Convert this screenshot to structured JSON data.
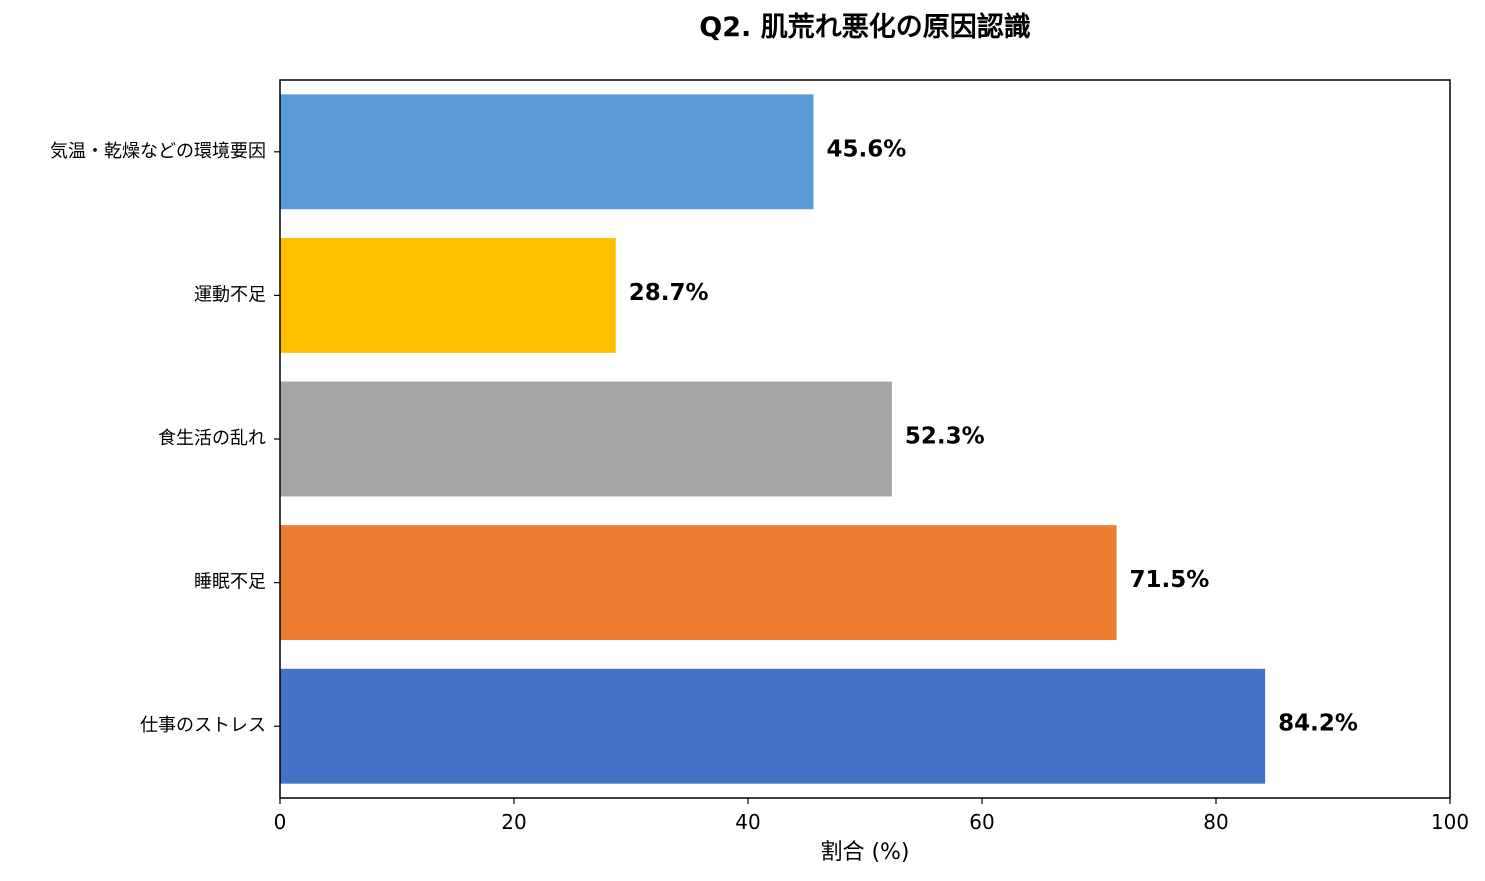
{
  "chart_data": {
    "type": "bar",
    "orientation": "horizontal",
    "title": "Q2. 肌荒れ悪化の原因認識",
    "xlabel": "割合 (%)",
    "ylabel": "",
    "xlim": [
      0,
      100
    ],
    "xticks": [
      0,
      20,
      40,
      60,
      80,
      100
    ],
    "grid": false,
    "categories": [
      "仕事のストレス",
      "睡眠不足",
      "食生活の乱れ",
      "運動不足",
      "気温・乾燥などの環境要因"
    ],
    "values": [
      84.2,
      71.5,
      52.3,
      28.7,
      45.6
    ],
    "value_labels": [
      "84.2%",
      "71.5%",
      "52.3%",
      "28.7%",
      "45.6%"
    ],
    "colors": [
      "#4472c4",
      "#ed7d31",
      "#a5a5a5",
      "#ffc000",
      "#5b9bd5"
    ]
  }
}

• PROBLEM:
Exclude the pictures. Write out the remaining data exactly.

• FULL ANSWER:
Convert this screenshot to structured JSON data.
{
  "chart_data": {
    "type": "bar",
    "orientation": "horizontal",
    "title": "Q2. 肌荒れ悪化の原因認識",
    "xlabel": "割合 (%)",
    "ylabel": "",
    "xlim": [
      0,
      100
    ],
    "xticks": [
      0,
      20,
      40,
      60,
      80,
      100
    ],
    "grid": false,
    "categories": [
      "仕事のストレス",
      "睡眠不足",
      "食生活の乱れ",
      "運動不足",
      "気温・乾燥などの環境要因"
    ],
    "values": [
      84.2,
      71.5,
      52.3,
      28.7,
      45.6
    ],
    "value_labels": [
      "84.2%",
      "71.5%",
      "52.3%",
      "28.7%",
      "45.6%"
    ],
    "colors": [
      "#4472c4",
      "#ed7d31",
      "#a5a5a5",
      "#ffc000",
      "#5b9bd5"
    ]
  }
}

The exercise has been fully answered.